Report how many lines of the listing below include the word "month". Give nothing but the number.

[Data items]
* START *

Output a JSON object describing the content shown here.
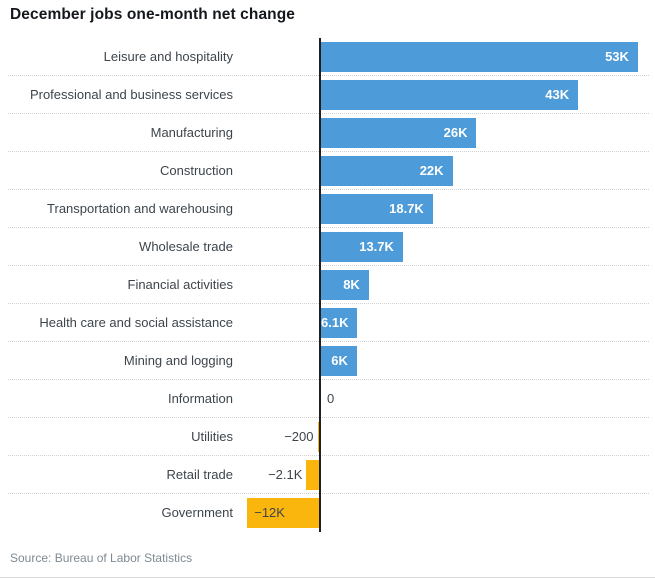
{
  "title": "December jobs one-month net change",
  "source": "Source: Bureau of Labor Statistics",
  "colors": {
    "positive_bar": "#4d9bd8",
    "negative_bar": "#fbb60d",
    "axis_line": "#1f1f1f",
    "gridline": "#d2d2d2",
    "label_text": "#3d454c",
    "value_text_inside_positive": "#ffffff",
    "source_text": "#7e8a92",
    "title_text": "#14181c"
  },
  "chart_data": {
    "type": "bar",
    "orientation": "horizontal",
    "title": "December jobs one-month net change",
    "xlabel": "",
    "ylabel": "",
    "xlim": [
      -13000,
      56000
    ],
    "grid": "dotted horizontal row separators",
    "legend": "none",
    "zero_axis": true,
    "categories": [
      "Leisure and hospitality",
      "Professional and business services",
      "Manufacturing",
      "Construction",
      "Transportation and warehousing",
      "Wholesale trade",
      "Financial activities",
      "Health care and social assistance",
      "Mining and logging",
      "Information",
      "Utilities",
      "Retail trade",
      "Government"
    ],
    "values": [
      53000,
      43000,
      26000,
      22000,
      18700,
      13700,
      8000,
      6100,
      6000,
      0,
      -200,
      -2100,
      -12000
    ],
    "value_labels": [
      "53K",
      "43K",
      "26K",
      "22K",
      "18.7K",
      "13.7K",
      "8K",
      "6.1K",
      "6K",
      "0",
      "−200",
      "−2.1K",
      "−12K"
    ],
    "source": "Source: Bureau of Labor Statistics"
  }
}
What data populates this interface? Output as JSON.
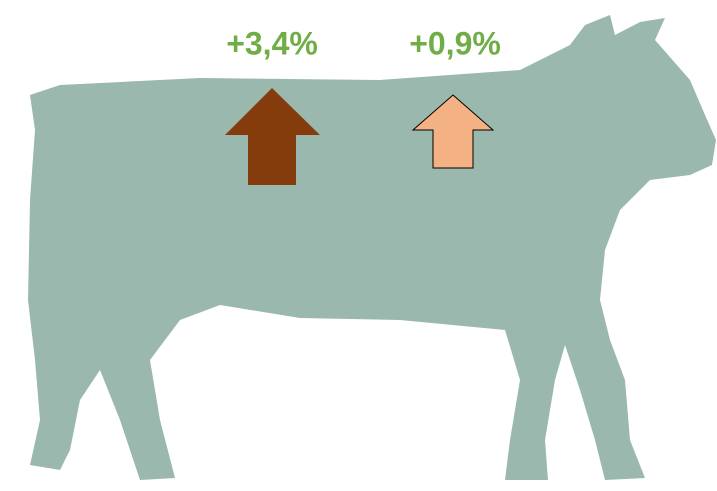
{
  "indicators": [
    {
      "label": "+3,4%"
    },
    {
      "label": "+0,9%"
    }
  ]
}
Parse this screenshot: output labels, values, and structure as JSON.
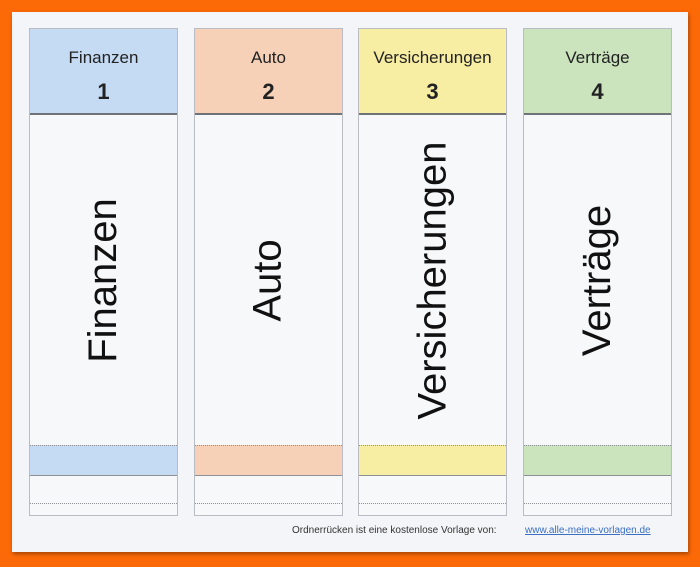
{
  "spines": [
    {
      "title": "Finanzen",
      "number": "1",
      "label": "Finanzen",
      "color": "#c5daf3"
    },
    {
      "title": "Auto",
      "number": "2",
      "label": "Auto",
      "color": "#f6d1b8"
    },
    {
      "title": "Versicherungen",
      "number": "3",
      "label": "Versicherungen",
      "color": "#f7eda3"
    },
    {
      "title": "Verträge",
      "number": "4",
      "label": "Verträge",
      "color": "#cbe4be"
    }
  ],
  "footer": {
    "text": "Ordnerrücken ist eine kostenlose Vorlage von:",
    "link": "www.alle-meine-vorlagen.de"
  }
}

* END *

RESULT OF THE TASK
2